Gather the lines that hold the string "screenshot".

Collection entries
---
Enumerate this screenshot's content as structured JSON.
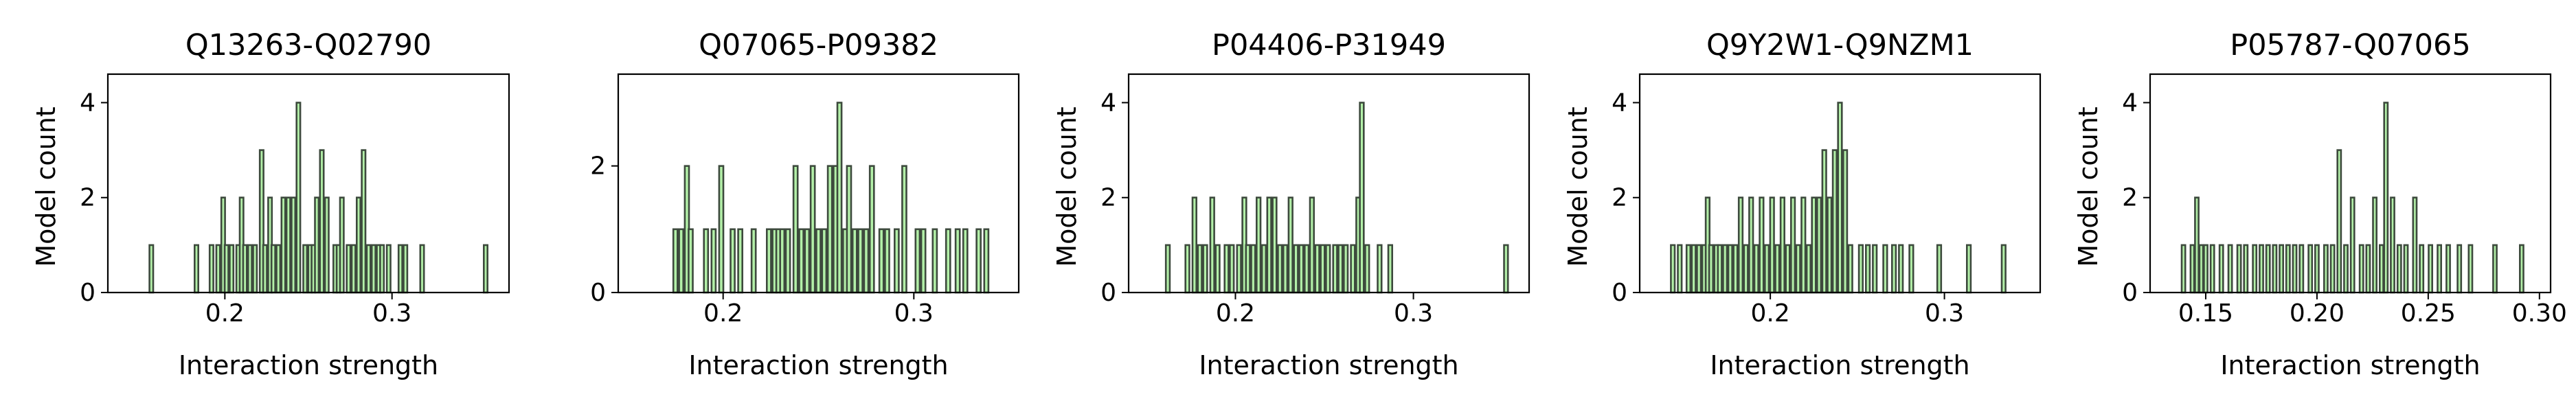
{
  "chart_data": [
    {
      "type": "bar",
      "title": "Q13263-Q02790",
      "xlabel": "Interaction strength",
      "ylabel": "Model count",
      "xlim": [
        0.13,
        0.37
      ],
      "ylim": [
        0,
        4.6
      ],
      "xticks": [
        0.2,
        0.3
      ],
      "xtick_labels": [
        "0.2",
        "0.3"
      ],
      "yticks": [
        0,
        2,
        4
      ],
      "ytick_labels": [
        "0",
        "2",
        "4"
      ],
      "bin_width": 0.0022,
      "fill_color": "#b3f0a8",
      "edge_color": "#3d4a3d",
      "bins": [
        [
          0.156,
          1
        ],
        [
          0.183,
          1
        ],
        [
          0.192,
          1
        ],
        [
          0.196,
          1
        ],
        [
          0.199,
          2
        ],
        [
          0.201,
          1
        ],
        [
          0.204,
          1
        ],
        [
          0.208,
          1
        ],
        [
          0.21,
          2
        ],
        [
          0.212,
          1
        ],
        [
          0.215,
          1
        ],
        [
          0.218,
          1
        ],
        [
          0.222,
          3
        ],
        [
          0.224,
          1
        ],
        [
          0.227,
          2
        ],
        [
          0.229,
          1
        ],
        [
          0.232,
          1
        ],
        [
          0.235,
          2
        ],
        [
          0.238,
          2
        ],
        [
          0.241,
          2
        ],
        [
          0.244,
          4
        ],
        [
          0.248,
          1
        ],
        [
          0.251,
          1
        ],
        [
          0.253,
          1
        ],
        [
          0.255,
          2
        ],
        [
          0.258,
          3
        ],
        [
          0.261,
          2
        ],
        [
          0.266,
          1
        ],
        [
          0.268,
          1
        ],
        [
          0.27,
          2
        ],
        [
          0.274,
          1
        ],
        [
          0.277,
          1
        ],
        [
          0.28,
          2
        ],
        [
          0.283,
          3
        ],
        [
          0.286,
          1
        ],
        [
          0.289,
          1
        ],
        [
          0.292,
          1
        ],
        [
          0.294,
          1
        ],
        [
          0.298,
          1
        ],
        [
          0.305,
          1
        ],
        [
          0.308,
          1
        ],
        [
          0.318,
          1
        ],
        [
          0.356,
          1
        ]
      ]
    },
    {
      "type": "bar",
      "title": "Q07065-P09382",
      "xlabel": "Interaction strength",
      "ylabel": "",
      "xlim": [
        0.145,
        0.355
      ],
      "ylim": [
        0,
        3.45
      ],
      "xticks": [
        0.2,
        0.3
      ],
      "xtick_labels": [
        "0.2",
        "0.3"
      ],
      "yticks": [
        0,
        2
      ],
      "ytick_labels": [
        "0",
        "2"
      ],
      "bin_width": 0.0022,
      "fill_color": "#b3f0a8",
      "edge_color": "#3d4a3d",
      "bins": [
        [
          0.175,
          1
        ],
        [
          0.178,
          1
        ],
        [
          0.181,
          2
        ],
        [
          0.183,
          1
        ],
        [
          0.191,
          1
        ],
        [
          0.195,
          1
        ],
        [
          0.199,
          2
        ],
        [
          0.205,
          1
        ],
        [
          0.209,
          1
        ],
        [
          0.216,
          1
        ],
        [
          0.224,
          1
        ],
        [
          0.227,
          1
        ],
        [
          0.229,
          1
        ],
        [
          0.231,
          1
        ],
        [
          0.234,
          1
        ],
        [
          0.238,
          2
        ],
        [
          0.241,
          1
        ],
        [
          0.244,
          1
        ],
        [
          0.247,
          2
        ],
        [
          0.25,
          1
        ],
        [
          0.253,
          1
        ],
        [
          0.256,
          2
        ],
        [
          0.259,
          2
        ],
        [
          0.261,
          3
        ],
        [
          0.264,
          1
        ],
        [
          0.266,
          2
        ],
        [
          0.269,
          1
        ],
        [
          0.272,
          1
        ],
        [
          0.275,
          1
        ],
        [
          0.278,
          2
        ],
        [
          0.283,
          1
        ],
        [
          0.286,
          1
        ],
        [
          0.291,
          1
        ],
        [
          0.295,
          2
        ],
        [
          0.302,
          1
        ],
        [
          0.305,
          1
        ],
        [
          0.311,
          1
        ],
        [
          0.318,
          1
        ],
        [
          0.323,
          1
        ],
        [
          0.327,
          1
        ],
        [
          0.334,
          1
        ],
        [
          0.338,
          1
        ]
      ]
    },
    {
      "type": "bar",
      "title": "P04406-P31949",
      "xlabel": "Interaction strength",
      "ylabel": "Model count",
      "xlim": [
        0.14,
        0.365
      ],
      "ylim": [
        0,
        4.6
      ],
      "xticks": [
        0.2,
        0.3
      ],
      "xtick_labels": [
        "0.2",
        "0.3"
      ],
      "yticks": [
        0,
        2,
        4
      ],
      "ytick_labels": [
        "0",
        "2",
        "4"
      ],
      "bin_width": 0.0022,
      "fill_color": "#b3f0a8",
      "edge_color": "#3d4a3d",
      "bins": [
        [
          0.162,
          1
        ],
        [
          0.173,
          1
        ],
        [
          0.177,
          2
        ],
        [
          0.18,
          1
        ],
        [
          0.183,
          1
        ],
        [
          0.187,
          2
        ],
        [
          0.19,
          1
        ],
        [
          0.195,
          1
        ],
        [
          0.198,
          1
        ],
        [
          0.202,
          1
        ],
        [
          0.205,
          2
        ],
        [
          0.207,
          1
        ],
        [
          0.21,
          1
        ],
        [
          0.213,
          2
        ],
        [
          0.216,
          1
        ],
        [
          0.219,
          2
        ],
        [
          0.222,
          2
        ],
        [
          0.225,
          1
        ],
        [
          0.228,
          1
        ],
        [
          0.231,
          2
        ],
        [
          0.234,
          1
        ],
        [
          0.237,
          1
        ],
        [
          0.24,
          1
        ],
        [
          0.243,
          2
        ],
        [
          0.246,
          1
        ],
        [
          0.249,
          1
        ],
        [
          0.252,
          1
        ],
        [
          0.256,
          1
        ],
        [
          0.259,
          1
        ],
        [
          0.262,
          1
        ],
        [
          0.266,
          1
        ],
        [
          0.269,
          2
        ],
        [
          0.271,
          4
        ],
        [
          0.274,
          1
        ],
        [
          0.281,
          1
        ],
        [
          0.287,
          1
        ],
        [
          0.352,
          1
        ]
      ]
    },
    {
      "type": "bar",
      "title": "Q9Y2W1-Q9NZM1",
      "xlabel": "Interaction strength",
      "ylabel": "Model count",
      "xlim": [
        0.125,
        0.355
      ],
      "ylim": [
        0,
        4.6
      ],
      "xticks": [
        0.2,
        0.3
      ],
      "xtick_labels": [
        "0.2",
        "0.3"
      ],
      "yticks": [
        0,
        2,
        4
      ],
      "ytick_labels": [
        "0",
        "2",
        "4"
      ],
      "bin_width": 0.0022,
      "fill_color": "#b3f0a8",
      "edge_color": "#3d4a3d",
      "bins": [
        [
          0.144,
          1
        ],
        [
          0.148,
          1
        ],
        [
          0.153,
          1
        ],
        [
          0.156,
          1
        ],
        [
          0.159,
          1
        ],
        [
          0.162,
          1
        ],
        [
          0.164,
          2
        ],
        [
          0.166,
          1
        ],
        [
          0.169,
          1
        ],
        [
          0.171,
          1
        ],
        [
          0.174,
          1
        ],
        [
          0.177,
          1
        ],
        [
          0.18,
          1
        ],
        [
          0.183,
          2
        ],
        [
          0.186,
          1
        ],
        [
          0.189,
          2
        ],
        [
          0.192,
          1
        ],
        [
          0.195,
          2
        ],
        [
          0.198,
          1
        ],
        [
          0.201,
          2
        ],
        [
          0.204,
          1
        ],
        [
          0.207,
          2
        ],
        [
          0.21,
          1
        ],
        [
          0.213,
          2
        ],
        [
          0.216,
          1
        ],
        [
          0.219,
          2
        ],
        [
          0.222,
          1
        ],
        [
          0.225,
          2
        ],
        [
          0.228,
          2
        ],
        [
          0.231,
          3
        ],
        [
          0.234,
          2
        ],
        [
          0.237,
          3
        ],
        [
          0.24,
          4
        ],
        [
          0.243,
          3
        ],
        [
          0.246,
          1
        ],
        [
          0.252,
          1
        ],
        [
          0.256,
          1
        ],
        [
          0.26,
          1
        ],
        [
          0.266,
          1
        ],
        [
          0.271,
          1
        ],
        [
          0.275,
          1
        ],
        [
          0.281,
          1
        ],
        [
          0.297,
          1
        ],
        [
          0.314,
          1
        ],
        [
          0.334,
          1
        ]
      ]
    },
    {
      "type": "bar",
      "title": "P05787-Q07065",
      "xlabel": "Interaction strength",
      "ylabel": "Model count",
      "xlim": [
        0.125,
        0.305
      ],
      "ylim": [
        0,
        4.6
      ],
      "xticks": [
        0.15,
        0.2,
        0.25,
        0.3
      ],
      "xtick_labels": [
        "0.15",
        "0.20",
        "0.25",
        "0.30"
      ],
      "yticks": [
        0,
        2,
        4
      ],
      "ytick_labels": [
        "0",
        "2",
        "4"
      ],
      "bin_width": 0.0016,
      "fill_color": "#b3f0a8",
      "edge_color": "#3d4a3d",
      "bins": [
        [
          0.14,
          1
        ],
        [
          0.144,
          1
        ],
        [
          0.146,
          2
        ],
        [
          0.148,
          1
        ],
        [
          0.15,
          1
        ],
        [
          0.153,
          1
        ],
        [
          0.157,
          1
        ],
        [
          0.161,
          1
        ],
        [
          0.165,
          1
        ],
        [
          0.168,
          1
        ],
        [
          0.172,
          1
        ],
        [
          0.175,
          1
        ],
        [
          0.178,
          1
        ],
        [
          0.181,
          1
        ],
        [
          0.184,
          1
        ],
        [
          0.187,
          1
        ],
        [
          0.19,
          1
        ],
        [
          0.193,
          1
        ],
        [
          0.197,
          1
        ],
        [
          0.2,
          1
        ],
        [
          0.204,
          1
        ],
        [
          0.207,
          1
        ],
        [
          0.21,
          3
        ],
        [
          0.213,
          1
        ],
        [
          0.216,
          2
        ],
        [
          0.22,
          1
        ],
        [
          0.223,
          1
        ],
        [
          0.226,
          2
        ],
        [
          0.229,
          1
        ],
        [
          0.231,
          4
        ],
        [
          0.234,
          2
        ],
        [
          0.237,
          1
        ],
        [
          0.24,
          1
        ],
        [
          0.244,
          2
        ],
        [
          0.247,
          1
        ],
        [
          0.251,
          1
        ],
        [
          0.255,
          1
        ],
        [
          0.259,
          1
        ],
        [
          0.264,
          1
        ],
        [
          0.269,
          1
        ],
        [
          0.28,
          1
        ],
        [
          0.292,
          1
        ]
      ]
    }
  ]
}
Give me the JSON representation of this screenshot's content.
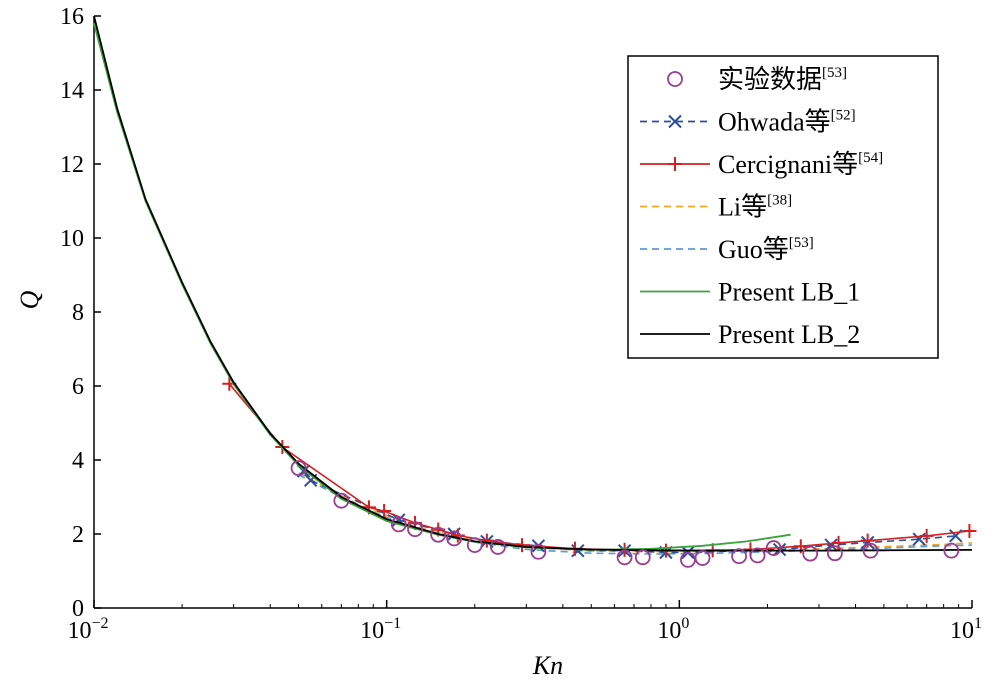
{
  "chart_data": {
    "type": "line",
    "title": "",
    "xlabel": "Kn",
    "ylabel": "Q",
    "xscale": "log",
    "xlim": [
      0.01,
      10
    ],
    "ylim": [
      0,
      16
    ],
    "x_ticks": [
      {
        "value": 0.01,
        "base": "10",
        "exp": "−2"
      },
      {
        "value": 0.1,
        "base": "10",
        "exp": "−1"
      },
      {
        "value": 1,
        "base": "10",
        "exp": "0"
      },
      {
        "value": 10,
        "base": "10",
        "exp": "1"
      }
    ],
    "y_ticks": [
      0,
      2,
      4,
      6,
      8,
      10,
      12,
      14,
      16
    ],
    "grid": false,
    "legend_position": "top-right",
    "series": [
      {
        "name": "实验数据",
        "ref": "[53]",
        "style": "markers",
        "marker": "circle",
        "color": "#9b3d8f",
        "points": [
          [
            0.05,
            3.78
          ],
          [
            0.07,
            2.9
          ],
          [
            0.11,
            2.26
          ],
          [
            0.125,
            2.13
          ],
          [
            0.15,
            1.98
          ],
          [
            0.17,
            1.88
          ],
          [
            0.2,
            1.7
          ],
          [
            0.24,
            1.65
          ],
          [
            0.33,
            1.52
          ],
          [
            0.65,
            1.37
          ],
          [
            0.75,
            1.37
          ],
          [
            1.07,
            1.3
          ],
          [
            1.2,
            1.35
          ],
          [
            1.6,
            1.4
          ],
          [
            1.85,
            1.42
          ],
          [
            2.1,
            1.62
          ],
          [
            2.8,
            1.47
          ],
          [
            3.4,
            1.48
          ],
          [
            4.5,
            1.55
          ],
          [
            8.5,
            1.55
          ]
        ]
      },
      {
        "name": "Ohwada等",
        "ref": "[52]",
        "style": "dashed-markers",
        "marker": "x",
        "color": "#2c4f9e",
        "points": [
          [
            0.052,
            3.7
          ],
          [
            0.055,
            3.45
          ],
          [
            0.11,
            2.38
          ],
          [
            0.17,
            2.0
          ],
          [
            0.22,
            1.8
          ],
          [
            0.33,
            1.68
          ],
          [
            0.45,
            1.55
          ],
          [
            0.65,
            1.55
          ],
          [
            0.9,
            1.5
          ],
          [
            1.07,
            1.5
          ],
          [
            2.2,
            1.58
          ],
          [
            3.3,
            1.7
          ],
          [
            4.4,
            1.77
          ],
          [
            6.6,
            1.86
          ],
          [
            8.8,
            1.95
          ]
        ]
      },
      {
        "name": "Cercignani等",
        "ref": "[54]",
        "style": "solid-markers",
        "marker": "plus",
        "color": "#d42020",
        "points": [
          [
            0.029,
            6.06
          ],
          [
            0.044,
            4.35
          ],
          [
            0.087,
            2.72
          ],
          [
            0.098,
            2.62
          ],
          [
            0.125,
            2.3
          ],
          [
            0.15,
            2.12
          ],
          [
            0.175,
            1.96
          ],
          [
            0.22,
            1.82
          ],
          [
            0.29,
            1.7
          ],
          [
            0.44,
            1.6
          ],
          [
            0.65,
            1.57
          ],
          [
            0.9,
            1.55
          ],
          [
            1.3,
            1.56
          ],
          [
            1.75,
            1.58
          ],
          [
            2.6,
            1.67
          ],
          [
            3.5,
            1.76
          ],
          [
            4.4,
            1.82
          ],
          [
            7.0,
            1.95
          ],
          [
            9.8,
            2.08
          ]
        ]
      },
      {
        "name": "Li等",
        "ref": "[38]",
        "style": "dashed",
        "color": "#f5a623",
        "points": [
          [
            0.05,
            3.65
          ],
          [
            0.08,
            2.8
          ],
          [
            0.12,
            2.25
          ],
          [
            0.2,
            1.82
          ],
          [
            0.3,
            1.64
          ],
          [
            0.5,
            1.54
          ],
          [
            0.8,
            1.52
          ],
          [
            1.2,
            1.53
          ],
          [
            2,
            1.56
          ],
          [
            3,
            1.6
          ],
          [
            5,
            1.66
          ],
          [
            8,
            1.72
          ],
          [
            10,
            1.76
          ]
        ]
      },
      {
        "name": "Guo等",
        "ref": "[53]",
        "style": "dashed",
        "color": "#5b9bd5",
        "points": [
          [
            0.05,
            3.6
          ],
          [
            0.08,
            2.75
          ],
          [
            0.12,
            2.2
          ],
          [
            0.2,
            1.78
          ],
          [
            0.3,
            1.58
          ],
          [
            0.5,
            1.48
          ],
          [
            0.8,
            1.46
          ],
          [
            1.2,
            1.47
          ],
          [
            2,
            1.52
          ],
          [
            3,
            1.56
          ],
          [
            5,
            1.62
          ],
          [
            8,
            1.68
          ],
          [
            10,
            1.7
          ]
        ]
      },
      {
        "name": "Present LB_1",
        "ref": "",
        "style": "solid",
        "color": "#3aa33a",
        "points": [
          [
            0.01,
            15.8
          ],
          [
            0.012,
            13.4
          ],
          [
            0.015,
            11.0
          ],
          [
            0.02,
            8.75
          ],
          [
            0.025,
            7.15
          ],
          [
            0.03,
            6.05
          ],
          [
            0.04,
            4.68
          ],
          [
            0.05,
            3.85
          ],
          [
            0.07,
            2.95
          ],
          [
            0.1,
            2.35
          ],
          [
            0.15,
            1.98
          ],
          [
            0.2,
            1.79
          ],
          [
            0.3,
            1.64
          ],
          [
            0.5,
            1.57
          ],
          [
            0.8,
            1.6
          ],
          [
            1.2,
            1.68
          ],
          [
            1.7,
            1.8
          ],
          [
            2.4,
            1.98
          ]
        ]
      },
      {
        "name": "Present LB_2",
        "ref": "",
        "style": "solid",
        "color": "#000000",
        "points": [
          [
            0.01,
            16.0
          ],
          [
            0.012,
            13.5
          ],
          [
            0.015,
            11.05
          ],
          [
            0.02,
            8.8
          ],
          [
            0.025,
            7.2
          ],
          [
            0.03,
            6.1
          ],
          [
            0.04,
            4.72
          ],
          [
            0.05,
            3.9
          ],
          [
            0.07,
            3.0
          ],
          [
            0.1,
            2.4
          ],
          [
            0.15,
            2.0
          ],
          [
            0.2,
            1.8
          ],
          [
            0.3,
            1.65
          ],
          [
            0.5,
            1.58
          ],
          [
            0.8,
            1.56
          ],
          [
            1.2,
            1.55
          ],
          [
            2,
            1.55
          ],
          [
            3,
            1.55
          ],
          [
            5,
            1.56
          ],
          [
            10,
            1.57
          ]
        ]
      }
    ]
  }
}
---
#### The response
Enumerate this screenshot's content as structured JSON.
Give me the JSON representation of this screenshot's content.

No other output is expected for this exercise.